# Extract:
There's no shortage of alarming real estate content right now. Between social media influencers, economic uncertainty headlines, and conflicting data points, buyers and sellers in Denver are navigating a noisier information environment than usual. A recent CNBC study identified the three things homebuyers are most worried about: mortgage rates, inventory levels, and home prices.
All three deserve a clear-eyed look, because the reality behind each one is considerably less dramatic than the headlines suggest.
Mortgage Rates Are Not Going To Drop Dramatically
The narrative circulating online is that rates are on the verge of a significant decline, and that buyers who wait will be rewarded. Current forecasts don't support that expectation.
The most likely scenario for the remainder of 2026 is that mortgage rates hold in the low 6% range. That represents a modest improvement from recent highs but not the sharp decline many buyers are waiting for. U.S. News summarizes the consensus view: rates aren't expected to change much over the next several quarters.
What's worth remembering is that even at current levels, affordability is better than it was a year ago. The buyers who waited through 2024 hoping for dramatically lower rates largely found that the modest rate improvement they eventually got was offset by price movement and increased competition when conditions shifted. Waiting for a number that may not arrive is a strategy with real costs attached to it.
For Denver buyers, the practical takeaway is straightforward. If the payment works at today's rates and the property makes sense, the decision to buy shouldn't hinge on a rate drop that experts aren't projecting.
Inventory Is Not Too High
Active listings are up roughly 8% nationally compared to this time last year, and that improvement has generated its share of alarming commentary about oversupply. The framing doesn't hold up against the broader context.
Even with the inventory gains of the past year, national supply remains nearly 14% below where it was during the last normal housing market from 2017 through 2019. Only 9 states currently have more homes available than they did in the pre-pandemic period. The Denver metro, while meaningfully improved from its most constrained point, is still operating below the inventory levels that would define a balanced or buyer-favoring market in historical terms.

# Data extract:
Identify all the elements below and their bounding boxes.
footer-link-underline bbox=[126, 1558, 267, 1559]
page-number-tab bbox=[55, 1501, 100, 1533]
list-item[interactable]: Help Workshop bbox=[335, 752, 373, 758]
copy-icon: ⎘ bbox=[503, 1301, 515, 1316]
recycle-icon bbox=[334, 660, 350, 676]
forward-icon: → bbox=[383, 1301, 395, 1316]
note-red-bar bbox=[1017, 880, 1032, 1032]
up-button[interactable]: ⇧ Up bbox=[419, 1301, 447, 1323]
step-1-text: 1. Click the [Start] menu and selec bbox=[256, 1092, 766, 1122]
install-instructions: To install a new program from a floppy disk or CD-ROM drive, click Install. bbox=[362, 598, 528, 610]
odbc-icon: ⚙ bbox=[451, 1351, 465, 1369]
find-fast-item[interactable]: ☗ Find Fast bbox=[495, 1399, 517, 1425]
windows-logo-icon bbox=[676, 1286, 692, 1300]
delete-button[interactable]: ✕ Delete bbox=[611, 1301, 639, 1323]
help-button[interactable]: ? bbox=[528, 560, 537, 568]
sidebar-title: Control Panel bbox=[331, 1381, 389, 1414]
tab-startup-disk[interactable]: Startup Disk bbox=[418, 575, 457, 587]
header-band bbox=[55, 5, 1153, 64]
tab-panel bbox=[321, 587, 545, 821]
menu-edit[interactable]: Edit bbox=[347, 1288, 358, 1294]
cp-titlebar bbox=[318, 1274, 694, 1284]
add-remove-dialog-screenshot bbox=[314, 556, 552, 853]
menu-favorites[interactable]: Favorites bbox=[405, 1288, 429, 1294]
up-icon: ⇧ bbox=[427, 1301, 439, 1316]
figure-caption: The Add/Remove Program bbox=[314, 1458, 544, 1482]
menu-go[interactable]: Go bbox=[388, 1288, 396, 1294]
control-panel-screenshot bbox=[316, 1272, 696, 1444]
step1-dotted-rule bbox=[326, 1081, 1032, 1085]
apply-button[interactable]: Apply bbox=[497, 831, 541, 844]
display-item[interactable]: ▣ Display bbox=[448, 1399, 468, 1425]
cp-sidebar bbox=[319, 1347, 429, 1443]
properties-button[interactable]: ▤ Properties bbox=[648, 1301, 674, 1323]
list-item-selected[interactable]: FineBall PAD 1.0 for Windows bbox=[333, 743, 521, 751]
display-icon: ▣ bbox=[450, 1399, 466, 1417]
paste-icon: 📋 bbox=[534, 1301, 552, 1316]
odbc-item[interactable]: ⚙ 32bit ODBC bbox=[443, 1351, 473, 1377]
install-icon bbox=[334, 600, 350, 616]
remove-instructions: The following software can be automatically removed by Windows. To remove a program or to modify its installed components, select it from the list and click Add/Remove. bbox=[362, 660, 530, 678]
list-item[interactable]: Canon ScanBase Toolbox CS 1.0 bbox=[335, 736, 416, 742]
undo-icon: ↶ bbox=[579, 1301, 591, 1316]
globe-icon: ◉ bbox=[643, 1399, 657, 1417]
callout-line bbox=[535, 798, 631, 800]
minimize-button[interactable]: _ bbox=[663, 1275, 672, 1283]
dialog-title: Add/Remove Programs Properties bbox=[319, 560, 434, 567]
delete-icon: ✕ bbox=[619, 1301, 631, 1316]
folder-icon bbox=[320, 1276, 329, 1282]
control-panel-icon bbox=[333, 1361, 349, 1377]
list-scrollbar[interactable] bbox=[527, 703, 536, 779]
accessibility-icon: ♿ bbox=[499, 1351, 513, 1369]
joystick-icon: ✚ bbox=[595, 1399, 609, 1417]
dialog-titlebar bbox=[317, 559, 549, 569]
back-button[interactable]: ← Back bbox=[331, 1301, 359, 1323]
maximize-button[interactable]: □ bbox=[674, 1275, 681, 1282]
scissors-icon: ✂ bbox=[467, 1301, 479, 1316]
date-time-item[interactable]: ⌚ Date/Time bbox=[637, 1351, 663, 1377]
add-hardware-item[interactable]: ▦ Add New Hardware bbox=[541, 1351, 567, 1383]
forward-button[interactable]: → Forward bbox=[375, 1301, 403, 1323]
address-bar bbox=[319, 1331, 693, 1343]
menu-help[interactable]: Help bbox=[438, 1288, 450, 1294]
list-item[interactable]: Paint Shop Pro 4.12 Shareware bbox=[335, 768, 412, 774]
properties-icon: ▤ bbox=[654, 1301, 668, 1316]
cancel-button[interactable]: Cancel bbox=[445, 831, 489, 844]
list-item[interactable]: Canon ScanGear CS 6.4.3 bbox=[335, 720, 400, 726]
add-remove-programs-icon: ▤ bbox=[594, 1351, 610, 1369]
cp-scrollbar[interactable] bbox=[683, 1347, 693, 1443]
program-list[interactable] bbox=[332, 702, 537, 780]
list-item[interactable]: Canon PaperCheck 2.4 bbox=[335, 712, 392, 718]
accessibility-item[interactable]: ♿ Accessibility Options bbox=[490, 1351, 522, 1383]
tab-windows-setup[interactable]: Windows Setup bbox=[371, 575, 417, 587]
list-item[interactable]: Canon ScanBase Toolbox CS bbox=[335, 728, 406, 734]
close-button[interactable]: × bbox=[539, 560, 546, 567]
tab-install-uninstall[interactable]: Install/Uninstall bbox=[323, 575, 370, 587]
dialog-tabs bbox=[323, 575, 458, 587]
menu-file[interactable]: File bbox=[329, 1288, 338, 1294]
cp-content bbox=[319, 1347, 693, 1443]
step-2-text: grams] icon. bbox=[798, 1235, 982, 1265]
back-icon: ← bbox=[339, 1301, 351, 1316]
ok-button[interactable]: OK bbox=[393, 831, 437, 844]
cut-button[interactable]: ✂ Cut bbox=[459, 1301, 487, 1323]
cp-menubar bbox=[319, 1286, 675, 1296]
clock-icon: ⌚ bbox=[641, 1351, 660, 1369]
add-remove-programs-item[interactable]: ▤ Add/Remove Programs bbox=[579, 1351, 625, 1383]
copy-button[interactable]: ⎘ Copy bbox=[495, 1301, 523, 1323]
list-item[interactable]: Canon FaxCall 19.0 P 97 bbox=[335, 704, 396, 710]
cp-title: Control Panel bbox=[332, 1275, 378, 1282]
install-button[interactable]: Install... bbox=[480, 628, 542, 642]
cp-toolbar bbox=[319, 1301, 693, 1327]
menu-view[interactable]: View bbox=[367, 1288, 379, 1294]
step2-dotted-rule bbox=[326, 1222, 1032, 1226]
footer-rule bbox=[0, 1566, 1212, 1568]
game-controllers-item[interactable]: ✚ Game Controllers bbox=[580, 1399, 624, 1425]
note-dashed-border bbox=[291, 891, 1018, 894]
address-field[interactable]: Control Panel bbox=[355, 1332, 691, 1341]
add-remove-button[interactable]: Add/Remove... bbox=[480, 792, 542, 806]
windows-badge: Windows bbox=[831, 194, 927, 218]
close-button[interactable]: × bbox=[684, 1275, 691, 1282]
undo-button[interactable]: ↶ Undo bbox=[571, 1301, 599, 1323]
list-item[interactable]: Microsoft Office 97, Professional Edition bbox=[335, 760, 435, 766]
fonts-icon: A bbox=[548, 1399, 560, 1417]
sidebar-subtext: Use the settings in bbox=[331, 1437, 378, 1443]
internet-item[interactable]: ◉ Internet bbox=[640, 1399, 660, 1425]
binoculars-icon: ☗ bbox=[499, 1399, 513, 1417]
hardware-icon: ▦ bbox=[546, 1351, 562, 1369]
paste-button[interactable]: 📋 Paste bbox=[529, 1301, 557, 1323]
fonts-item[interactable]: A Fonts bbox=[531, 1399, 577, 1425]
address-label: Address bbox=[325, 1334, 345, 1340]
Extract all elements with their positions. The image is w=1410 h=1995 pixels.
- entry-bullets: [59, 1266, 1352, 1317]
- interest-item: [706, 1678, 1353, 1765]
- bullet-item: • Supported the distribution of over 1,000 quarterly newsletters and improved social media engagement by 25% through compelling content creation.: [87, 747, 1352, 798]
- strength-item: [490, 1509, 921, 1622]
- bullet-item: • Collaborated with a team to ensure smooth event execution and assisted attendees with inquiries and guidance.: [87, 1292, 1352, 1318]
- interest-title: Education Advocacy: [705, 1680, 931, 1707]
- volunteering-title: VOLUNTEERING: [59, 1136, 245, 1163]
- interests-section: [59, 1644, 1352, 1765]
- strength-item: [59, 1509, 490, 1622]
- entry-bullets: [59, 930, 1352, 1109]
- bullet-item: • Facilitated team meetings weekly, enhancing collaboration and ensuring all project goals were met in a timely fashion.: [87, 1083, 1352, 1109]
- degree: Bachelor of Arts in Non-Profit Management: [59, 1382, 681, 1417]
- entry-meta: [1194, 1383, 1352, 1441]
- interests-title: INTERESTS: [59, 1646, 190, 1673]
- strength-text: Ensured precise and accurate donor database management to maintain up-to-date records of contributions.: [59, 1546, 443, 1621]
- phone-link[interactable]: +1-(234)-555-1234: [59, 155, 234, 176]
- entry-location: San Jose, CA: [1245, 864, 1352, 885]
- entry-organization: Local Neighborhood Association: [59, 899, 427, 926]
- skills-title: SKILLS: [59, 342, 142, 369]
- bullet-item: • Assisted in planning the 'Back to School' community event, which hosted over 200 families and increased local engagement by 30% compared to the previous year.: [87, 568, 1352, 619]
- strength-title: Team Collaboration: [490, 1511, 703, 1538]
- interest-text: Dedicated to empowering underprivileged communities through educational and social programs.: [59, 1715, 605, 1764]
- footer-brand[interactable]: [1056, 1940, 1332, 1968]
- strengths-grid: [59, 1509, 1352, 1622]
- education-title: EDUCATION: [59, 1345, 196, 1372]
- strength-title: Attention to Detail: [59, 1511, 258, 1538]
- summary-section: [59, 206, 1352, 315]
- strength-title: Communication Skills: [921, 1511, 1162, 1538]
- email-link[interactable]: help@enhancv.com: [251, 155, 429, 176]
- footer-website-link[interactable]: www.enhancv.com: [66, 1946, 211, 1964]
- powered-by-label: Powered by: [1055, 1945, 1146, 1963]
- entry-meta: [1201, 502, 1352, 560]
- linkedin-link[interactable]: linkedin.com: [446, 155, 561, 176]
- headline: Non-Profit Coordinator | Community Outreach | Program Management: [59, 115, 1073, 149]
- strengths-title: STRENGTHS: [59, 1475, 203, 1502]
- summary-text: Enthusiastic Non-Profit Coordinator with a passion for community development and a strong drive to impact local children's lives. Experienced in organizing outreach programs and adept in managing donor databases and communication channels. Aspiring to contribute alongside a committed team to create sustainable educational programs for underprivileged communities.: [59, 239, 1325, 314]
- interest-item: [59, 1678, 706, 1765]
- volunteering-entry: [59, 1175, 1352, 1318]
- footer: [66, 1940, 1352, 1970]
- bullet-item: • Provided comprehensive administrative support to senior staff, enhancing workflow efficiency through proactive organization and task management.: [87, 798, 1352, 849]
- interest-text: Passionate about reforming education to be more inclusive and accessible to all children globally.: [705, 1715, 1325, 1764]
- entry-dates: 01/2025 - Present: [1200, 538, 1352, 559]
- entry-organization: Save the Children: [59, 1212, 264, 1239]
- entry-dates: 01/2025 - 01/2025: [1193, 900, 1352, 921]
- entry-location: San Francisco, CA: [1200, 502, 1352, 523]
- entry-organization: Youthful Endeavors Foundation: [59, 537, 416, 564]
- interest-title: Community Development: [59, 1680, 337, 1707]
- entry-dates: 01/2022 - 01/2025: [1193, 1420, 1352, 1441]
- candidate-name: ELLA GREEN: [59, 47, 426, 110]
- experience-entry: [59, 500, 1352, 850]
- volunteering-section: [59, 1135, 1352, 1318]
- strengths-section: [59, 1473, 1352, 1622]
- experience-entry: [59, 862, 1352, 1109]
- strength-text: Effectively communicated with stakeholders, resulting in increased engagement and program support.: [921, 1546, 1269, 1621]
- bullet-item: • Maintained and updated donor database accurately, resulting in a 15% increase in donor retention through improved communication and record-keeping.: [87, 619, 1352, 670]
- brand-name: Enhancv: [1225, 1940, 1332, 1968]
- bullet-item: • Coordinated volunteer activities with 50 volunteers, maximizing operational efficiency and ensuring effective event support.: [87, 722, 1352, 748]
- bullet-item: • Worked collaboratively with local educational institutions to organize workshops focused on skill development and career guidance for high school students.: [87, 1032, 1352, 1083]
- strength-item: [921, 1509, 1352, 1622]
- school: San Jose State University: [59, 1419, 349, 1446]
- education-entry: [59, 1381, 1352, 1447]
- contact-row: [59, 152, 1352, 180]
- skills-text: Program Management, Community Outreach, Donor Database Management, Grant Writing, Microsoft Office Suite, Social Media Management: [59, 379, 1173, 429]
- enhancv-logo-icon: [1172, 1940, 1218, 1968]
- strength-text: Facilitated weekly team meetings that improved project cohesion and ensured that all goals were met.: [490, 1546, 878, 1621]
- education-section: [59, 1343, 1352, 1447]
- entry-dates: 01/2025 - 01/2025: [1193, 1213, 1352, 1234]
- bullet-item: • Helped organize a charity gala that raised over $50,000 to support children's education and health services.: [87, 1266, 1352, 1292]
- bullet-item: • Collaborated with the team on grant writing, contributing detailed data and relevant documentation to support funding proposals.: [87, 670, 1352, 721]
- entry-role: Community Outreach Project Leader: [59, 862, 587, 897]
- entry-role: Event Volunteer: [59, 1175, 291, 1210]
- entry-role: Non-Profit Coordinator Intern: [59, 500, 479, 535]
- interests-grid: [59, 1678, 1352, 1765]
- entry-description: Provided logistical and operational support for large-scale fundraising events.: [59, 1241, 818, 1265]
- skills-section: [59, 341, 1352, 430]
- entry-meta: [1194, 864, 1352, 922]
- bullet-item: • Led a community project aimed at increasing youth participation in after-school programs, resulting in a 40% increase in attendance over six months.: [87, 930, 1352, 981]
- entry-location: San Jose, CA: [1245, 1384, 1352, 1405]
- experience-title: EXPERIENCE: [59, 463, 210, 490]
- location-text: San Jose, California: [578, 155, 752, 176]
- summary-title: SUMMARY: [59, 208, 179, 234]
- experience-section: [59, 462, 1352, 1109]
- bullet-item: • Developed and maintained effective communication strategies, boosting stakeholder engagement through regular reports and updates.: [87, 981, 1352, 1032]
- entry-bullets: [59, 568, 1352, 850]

# What is required:
According to the CNBC study cited in the article on the Denver housing market, what three things are homebuyers most worried about? The rows have no connection to the article on the Denver housing market.

# Task result:
Mortgage rates, inventory levels, and home prices.